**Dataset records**
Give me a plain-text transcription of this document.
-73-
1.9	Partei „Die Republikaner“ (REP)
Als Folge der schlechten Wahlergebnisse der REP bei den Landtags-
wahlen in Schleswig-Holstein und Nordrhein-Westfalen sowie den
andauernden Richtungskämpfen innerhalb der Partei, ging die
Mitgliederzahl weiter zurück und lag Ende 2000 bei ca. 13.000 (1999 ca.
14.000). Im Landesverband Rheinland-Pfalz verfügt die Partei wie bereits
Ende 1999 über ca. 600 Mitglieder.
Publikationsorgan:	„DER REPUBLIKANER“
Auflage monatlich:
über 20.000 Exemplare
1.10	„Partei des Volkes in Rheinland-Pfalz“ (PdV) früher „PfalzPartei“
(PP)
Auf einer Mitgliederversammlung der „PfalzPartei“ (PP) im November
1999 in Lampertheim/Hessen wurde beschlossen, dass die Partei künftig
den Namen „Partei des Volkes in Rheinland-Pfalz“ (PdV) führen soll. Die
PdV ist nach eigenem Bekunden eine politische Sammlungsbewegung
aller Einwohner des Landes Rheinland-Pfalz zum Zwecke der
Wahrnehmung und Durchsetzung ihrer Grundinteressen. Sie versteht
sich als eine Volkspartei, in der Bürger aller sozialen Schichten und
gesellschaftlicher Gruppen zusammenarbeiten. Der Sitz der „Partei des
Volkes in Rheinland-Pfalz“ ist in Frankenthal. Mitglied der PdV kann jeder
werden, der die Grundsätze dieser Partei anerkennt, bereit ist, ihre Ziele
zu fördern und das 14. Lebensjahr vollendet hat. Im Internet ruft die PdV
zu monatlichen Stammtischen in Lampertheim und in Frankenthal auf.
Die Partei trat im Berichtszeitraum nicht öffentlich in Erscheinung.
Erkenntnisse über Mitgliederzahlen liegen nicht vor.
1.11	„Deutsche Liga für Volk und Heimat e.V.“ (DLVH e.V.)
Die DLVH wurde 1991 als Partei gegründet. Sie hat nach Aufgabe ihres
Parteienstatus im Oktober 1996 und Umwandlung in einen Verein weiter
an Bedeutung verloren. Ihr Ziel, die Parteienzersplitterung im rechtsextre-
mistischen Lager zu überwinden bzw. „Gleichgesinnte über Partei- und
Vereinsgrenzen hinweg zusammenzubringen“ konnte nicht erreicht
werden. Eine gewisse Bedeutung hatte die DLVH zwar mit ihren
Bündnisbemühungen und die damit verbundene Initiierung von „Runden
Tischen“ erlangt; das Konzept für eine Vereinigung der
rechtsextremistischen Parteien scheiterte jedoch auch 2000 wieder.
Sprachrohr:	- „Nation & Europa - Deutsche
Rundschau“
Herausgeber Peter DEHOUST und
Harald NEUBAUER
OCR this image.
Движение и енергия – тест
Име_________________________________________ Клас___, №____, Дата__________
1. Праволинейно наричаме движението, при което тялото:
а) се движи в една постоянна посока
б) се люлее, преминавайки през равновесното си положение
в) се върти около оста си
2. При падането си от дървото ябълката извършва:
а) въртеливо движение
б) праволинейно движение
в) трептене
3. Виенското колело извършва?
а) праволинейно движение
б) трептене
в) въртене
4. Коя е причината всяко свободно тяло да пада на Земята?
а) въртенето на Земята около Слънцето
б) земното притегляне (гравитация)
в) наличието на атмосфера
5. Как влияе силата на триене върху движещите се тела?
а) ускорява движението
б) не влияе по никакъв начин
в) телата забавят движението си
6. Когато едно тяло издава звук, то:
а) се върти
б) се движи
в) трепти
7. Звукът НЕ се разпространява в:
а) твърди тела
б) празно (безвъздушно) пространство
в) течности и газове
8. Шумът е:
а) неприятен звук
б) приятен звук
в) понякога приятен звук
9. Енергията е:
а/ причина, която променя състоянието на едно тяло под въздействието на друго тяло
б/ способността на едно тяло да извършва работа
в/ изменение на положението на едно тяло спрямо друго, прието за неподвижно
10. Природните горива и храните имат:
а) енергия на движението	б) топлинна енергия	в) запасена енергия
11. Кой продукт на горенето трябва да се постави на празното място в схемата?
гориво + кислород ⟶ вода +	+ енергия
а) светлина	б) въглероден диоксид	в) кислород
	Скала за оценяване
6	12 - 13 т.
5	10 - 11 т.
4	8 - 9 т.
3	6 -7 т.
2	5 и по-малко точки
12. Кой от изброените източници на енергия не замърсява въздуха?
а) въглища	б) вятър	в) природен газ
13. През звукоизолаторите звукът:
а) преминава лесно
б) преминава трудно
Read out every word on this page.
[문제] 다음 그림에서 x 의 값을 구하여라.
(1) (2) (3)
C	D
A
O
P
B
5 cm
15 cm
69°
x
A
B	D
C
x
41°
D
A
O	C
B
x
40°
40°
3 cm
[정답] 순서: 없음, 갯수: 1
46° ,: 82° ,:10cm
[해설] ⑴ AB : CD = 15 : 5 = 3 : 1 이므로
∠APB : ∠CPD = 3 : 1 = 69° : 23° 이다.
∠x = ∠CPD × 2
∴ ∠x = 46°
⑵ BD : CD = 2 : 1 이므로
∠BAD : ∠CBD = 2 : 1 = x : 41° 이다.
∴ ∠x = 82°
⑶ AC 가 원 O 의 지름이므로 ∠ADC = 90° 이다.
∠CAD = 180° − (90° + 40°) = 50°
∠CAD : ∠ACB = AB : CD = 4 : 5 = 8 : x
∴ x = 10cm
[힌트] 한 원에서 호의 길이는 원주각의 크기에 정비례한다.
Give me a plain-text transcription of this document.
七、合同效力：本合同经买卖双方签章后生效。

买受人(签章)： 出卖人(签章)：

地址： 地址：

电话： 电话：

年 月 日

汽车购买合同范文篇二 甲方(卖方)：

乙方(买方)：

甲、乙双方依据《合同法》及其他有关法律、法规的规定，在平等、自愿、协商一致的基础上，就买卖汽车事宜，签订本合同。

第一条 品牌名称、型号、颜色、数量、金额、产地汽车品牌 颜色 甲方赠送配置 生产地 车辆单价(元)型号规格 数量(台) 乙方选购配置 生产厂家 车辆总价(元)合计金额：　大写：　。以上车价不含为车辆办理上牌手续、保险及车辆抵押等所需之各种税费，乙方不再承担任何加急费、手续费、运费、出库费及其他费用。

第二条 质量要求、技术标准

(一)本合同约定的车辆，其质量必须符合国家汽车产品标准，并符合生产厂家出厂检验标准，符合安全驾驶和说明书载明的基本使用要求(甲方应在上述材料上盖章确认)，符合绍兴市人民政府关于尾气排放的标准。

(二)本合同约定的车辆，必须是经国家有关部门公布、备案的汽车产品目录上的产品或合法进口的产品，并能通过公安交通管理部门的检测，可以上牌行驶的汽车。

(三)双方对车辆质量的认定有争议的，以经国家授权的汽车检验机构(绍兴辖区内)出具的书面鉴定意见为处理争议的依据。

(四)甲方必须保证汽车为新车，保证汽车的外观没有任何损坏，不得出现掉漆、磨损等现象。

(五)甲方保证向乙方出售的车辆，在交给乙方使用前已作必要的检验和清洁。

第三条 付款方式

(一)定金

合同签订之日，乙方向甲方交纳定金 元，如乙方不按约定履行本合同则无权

**GIVEN PROBLEM**
From the records, copy every line that has the string "едно" in it.

**OUTPUT FOR THIS TASK**
6. Когато едно тяло издава звук, то:
а/ причина, която променя състоянието на едно тяло под въздействието на друго тяло
б/ способността на едно тяло да извършва работа
в/ изменение на положението на едно тяло спрямо друго, прието за неподвижно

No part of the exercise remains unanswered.